§ Stated goal
In the listing below, pick out lines with "авансы".

§ Entries supplied
:::::

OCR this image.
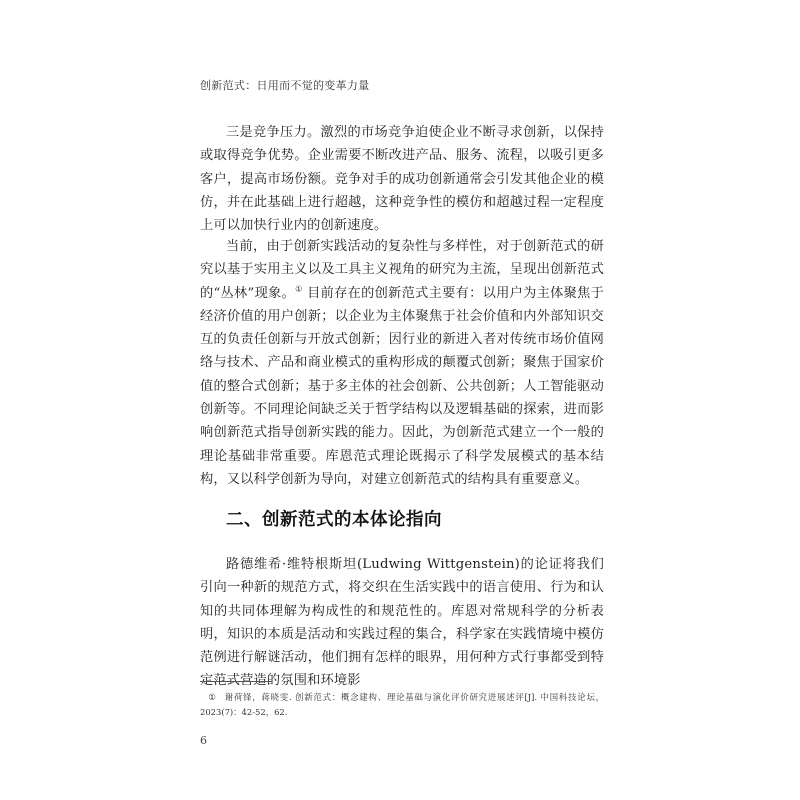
创新范式：日用而不觉的变革力量

三是竞争压力。激烈的市场竞争迫使企业不断寻求创新，以保持或取得竞争优势。企业需要不断改进产品、服务、流程，以吸引更多客户，提高市场份额。竞争对手的成功创新通常会引发其他企业的模仿，并在此基础上进行超越，这种竞争性的模仿和超越过程一定程度上可以加快行业内的创新速度。

当前，由于创新实践活动的复杂性与多样性，对于创新范式的研究以基于实用主义以及工具主义视角的研究为主流，呈现出创新范式的“丛林”现象。① 目前存在的创新范式主要有：以用户为主体聚焦于经济价值的用户创新；以企业为主体聚焦于社会价值和内外部知识交互的负责任创新与开放式创新；因行业的新进入者对传统市场价值网络与技术、产品和商业模式的重构形成的颠覆式创新；聚焦于国家价值的整合式创新；基于多主体的社会创新、公共创新；人工智能驱动创新等。不同理论间缺乏关于哲学结构以及逻辑基础的探索，进而影响创新范式指导创新实践的能力。因此，为创新范式建立一个一般的理论基础非常重要。库恩范式理论既揭示了科学发展模式的基本结构，又以科学创新为导向，对建立创新范式的结构具有重要意义。

二、创新范式的本体论指向

路德维希·维特根斯坦(Ludwing Wittgenstein)的论证将我们引向一种新的规范方式，将交织在生活实践中的语言使用、行为和认知的共同体理解为构成性的和规范性的。库恩对常规科学的分析表明，知识的本质是活动和实践过程的集合，科学家在实践情境中模仿范例进行解谜活动，他们拥有怎样的眼界，用何种方式行事都受到特定范式营造的氛围和环境影

① 谢荷锋，蒋晓雯. 创新范式：概念建构、理论基础与演化评价研究进展述评[J]. 中国科技论坛，2023(7)：42-52，62.

6
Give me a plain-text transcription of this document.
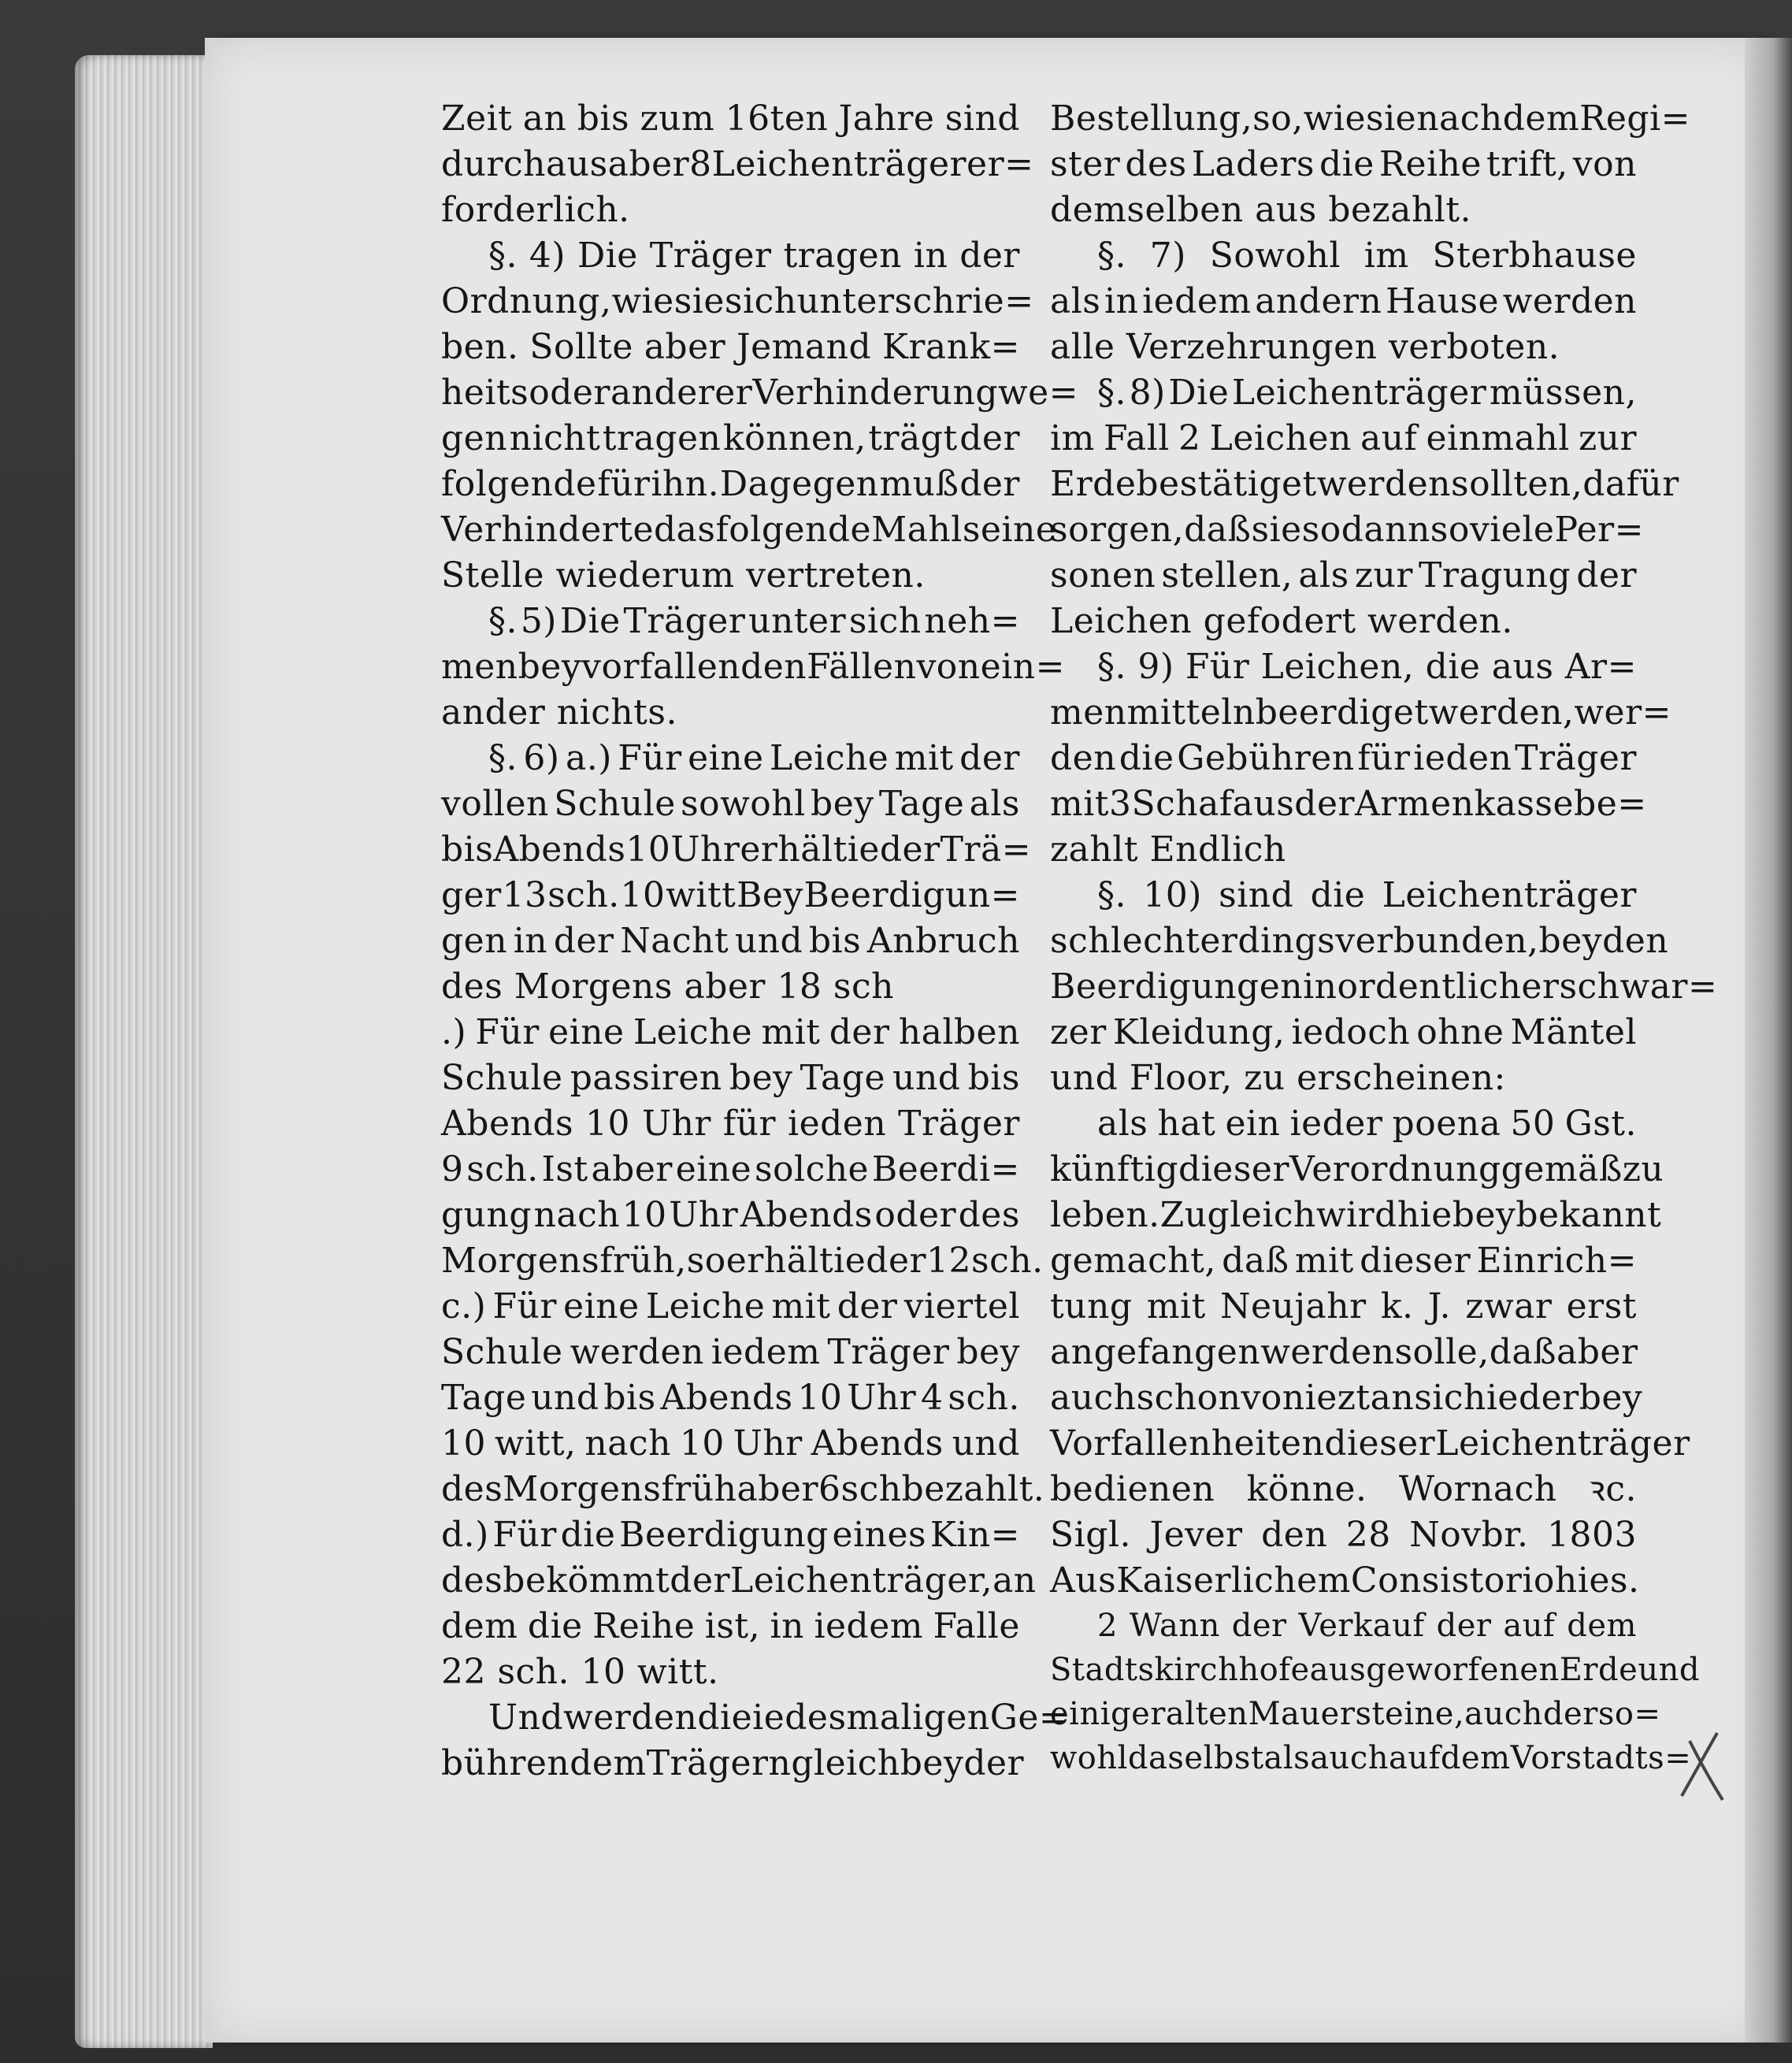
Zeit an bis zum 16ten Jahre sind
durchaus aber 8 Leichenträger er=
forderlich.
§. 4) Die Träger tragen in der
Ordnung, wie sie sich unterschrie=
ben. Sollte aber Jemand Krank=
heits oder anderer Verhinderung we=
gen nicht tragen können, trägt der
folgende für ihn. Dagegen muß der
Verhinderte das folgende Mahl seine
Stelle wiederum vertreten.
§. 5) Die Träger unter sich neh=
men bey vorfallenden Fällen von ein=
ander nichts.
§. 6) a.) Für eine Leiche mit der
vollen Schule sowohl bey Tage als
bis Abends 10 Uhr erhält ieder Trä=
ger 13 sch. 10 witt Bey Beerdigun=
gen in der Nacht und bis Anbruch
des Morgens aber 18 sch
.) Für eine Leiche mit der halben
Schule passiren bey Tage und bis
Abends 10 Uhr für ieden Träger
9 sch. Ist aber eine solche Beerdi=
gung nach 10 Uhr Abends oder des
Morgens früh, so erhält ieder 12 sch.
c.) Für eine Leiche mit der viertel
Schule werden iedem Träger bey
Tage und bis Abends 10 Uhr 4 sch.
10 witt, nach 10 Uhr Abends und
des Morgens früh aber 6 sch bezahlt.
d.) Für die Beerdigung eines Kin=
des bekömmt der Leichenträger, an
dem die Reihe ist, in iedem Falle
22 sch. 10 witt.
Und werden die iedesmaligen Ge=
bühren dem Trägern gleich bey der
Bestellung, so, wie sie nach dem Regi=
ster des Laders die Reihe trift, von
demselben aus bezahlt.
§. 7) Sowohl im Sterbhause
als in iedem andern Hause werden
alle Verzehrungen verboten.
§. 8) Die Leichenträger müssen,
im Fall 2 Leichen auf einmahl zur
Erde bestätiget werden sollten, dafür
sorgen, daß sie sodann so viele Per=
sonen stellen, als zur Tragung der
Leichen gefodert werden.
§. 9) Für Leichen, die aus Ar=
menmitteln beerdiget werden, wer=
den die Gebühren für ieden Träger
mit 3 Schaf aus der Armenkasse be=
zahlt Endlich
§. 10) sind die Leichenträger
schlechterdings verbunden, bey den
Beerdigungen in ordentlicher schwar=
zer Kleidung, iedoch ohne Mäntel
und Floor, zu erscheinen:
als hat ein ieder poena 50 Gst.
künftig dieser Verordnung gemäß zu
leben. Zugleich wird hiebey bekannt
gemacht, daß mit dieser Einrich=
tung mit Neujahr k. J. zwar erst
angefangen werden solle, daß aber
auch schon von iezt an sich ieder bey
Vorfallenheiten dieser Leichenträger
bedienen könne. Wornach ꝛc.
Sigl. Jever den 28 Novbr. 1803
Aus Kaiserlichem Consistorio hies.
2 Wann der Verkauf der auf dem
Stadtskirchhofe ausgeworfenen Erde und
einiger alten Mauersteine, auch der so=
wohl daselbst als auch auf dem Vorstadts=
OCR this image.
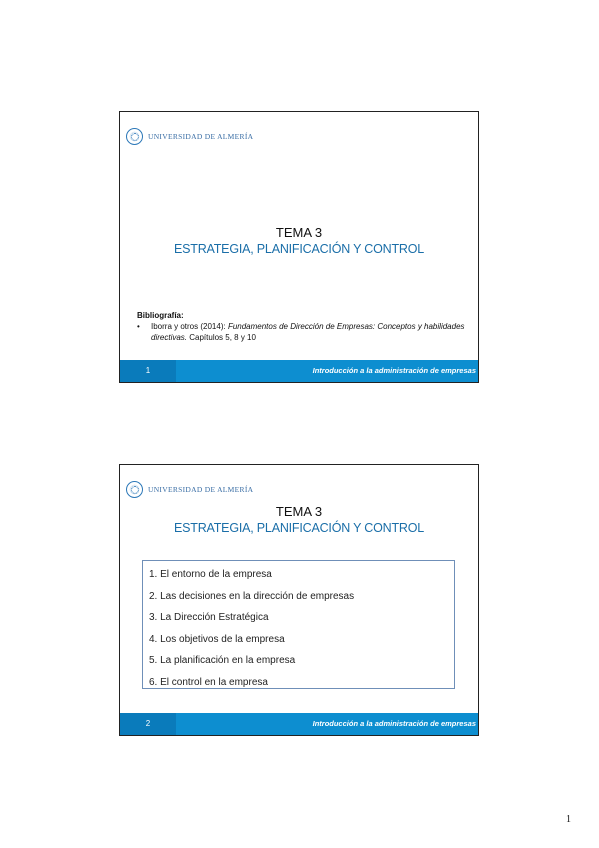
UNIVERSIDAD DE ALMERÍA
TEMA 3
ESTRATEGIA, PLANIFICACIÓN Y CONTROL
Bibliografía:
•	Iborra y otros (2014): Fundamentos de Dirección de Empresas: Conceptos y habilidades directivas. Capítulos 5, 8 y 10
1	Introducción a la administración de empresas
UNIVERSIDAD DE ALMERÍA
TEMA 3
ESTRATEGIA, PLANIFICACIÓN Y CONTROL
1. El entorno de la empresa
2. Las decisiones en la dirección de empresas
3. La Dirección Estratégica
4. Los objetivos de la empresa
5. La planificación en la empresa
6. El control en la empresa
2	Introducción a la administración de empresas
1
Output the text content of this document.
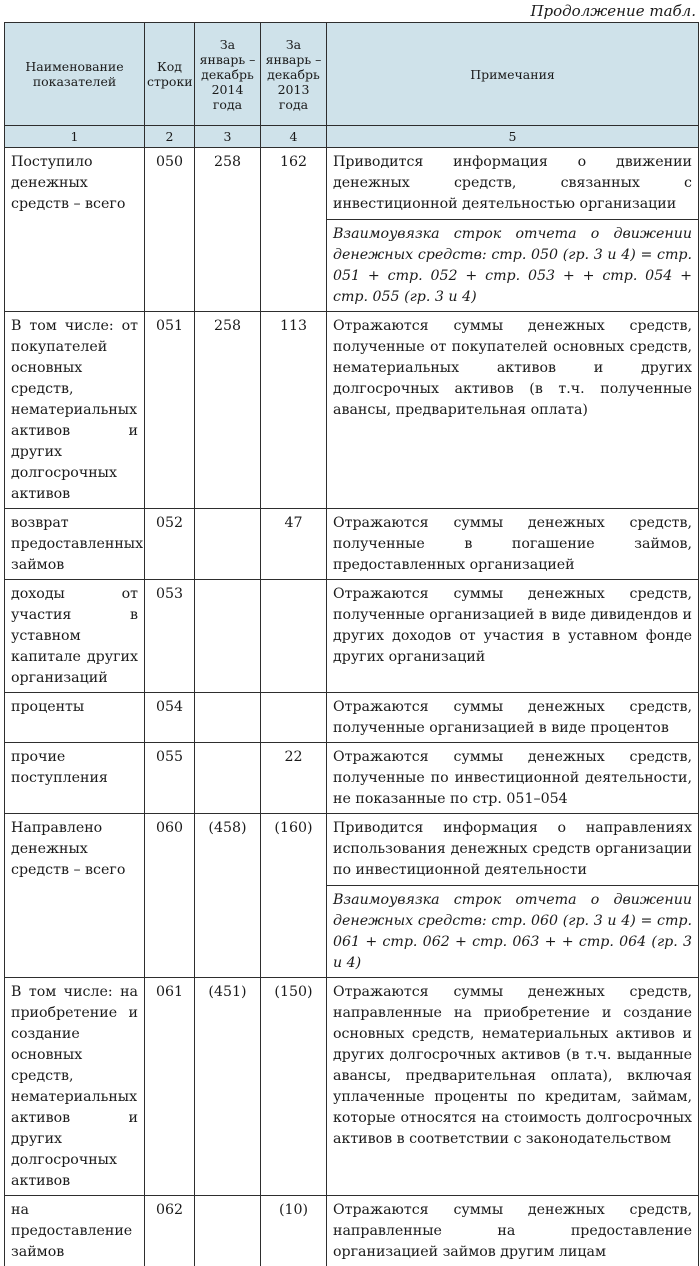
Продолжение табл.
Наименование показателей	Код строки	За январь – декабрь 2014 года	За январь – декабрь 2013 года	Примечания
1	2	3	4	5
Поступило денежных средств – всего	050	258	162	Приводится информация о движении денежных средств, связанных с инвестиционной деятельностью организации
				Взаимоувязка строк отчета о движении денежных средств: стр. 050 (гр. 3 и 4) = стр. 051 + стр. 052 + стр. 053 + + стр. 054 + стр. 055 (гр. 3 и 4)
В том числе: от покупателей основных средств, нематериальных активов и других долгосрочных активов	051	258	113	Отражаются суммы денежных средств, полученные от покупателей основных средств, нематериальных активов и других долгосрочных активов (в т.ч. полученные авансы, предварительная оплата)
возврат предоставленных займов	052		47	Отражаются суммы денежных средств, полученные в погашение займов, предоставленных организацией
доходы от участия в уставном капитале других организаций	053			Отражаются суммы денежных средств, полученные организацией в виде дивидендов и других доходов от участия в уставном фонде других организаций
проценты	054			Отражаются суммы денежных средств, полученные организацией в виде процентов
прочие поступления	055		22	Отражаются суммы денежных средств, полученные по инвестиционной деятельности, не показанные по стр. 051–054
Направлено денежных средств – всего	060	(458)	(160)	Приводится информация о направлениях использования денежных средств организации по инвестиционной деятельности
				Взаимоувязка строк отчета о движении денежных средств: стр. 060 (гр. 3 и 4) = стр. 061 + стр. 062 + стр. 063 + + стр. 064 (гр. 3 и 4)
В том числе: на приобретение и создание основных средств, нематериальных активов и других долгосрочных активов	061	(451)	(150)	Отражаются суммы денежных средств, направленные на приобретение и создание основных средств, нематериальных активов и других долгосрочных активов (в т.ч. выданные авансы, предварительная оплата), включая уплаченные проценты по кредитам, займам, которые относятся на стоимость долгосрочных активов в соответствии с законодательством
на предоставление займов	062		(10)	Отражаются суммы денежных средств, направленные на предоставление организацией займов другим лицам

:::::

§ Solution to this exercise
В том числе: от покупателей основных средств, нематериальных активов и других долгосрочных активов	051	258	113	Отражаются суммы денежных средств, полученные от покупателей основных средств, нематериальных активов и других долгосрочных активов (в т.ч. полученные авансы, предварительная оплата)
В том числе: на приобретение и создание основных средств, нематериальных активов и других долгосрочных активов	061	(451)	(150)	Отражаются суммы денежных средств, направленные на приобретение и создание основных средств, нематериальных активов и других долгосрочных активов (в т.ч. выданные авансы, предварительная оплата), включая уплаченные проценты по кредитам, займам, которые относятся на стоимость долгосрочных активов в соответствии с законодательством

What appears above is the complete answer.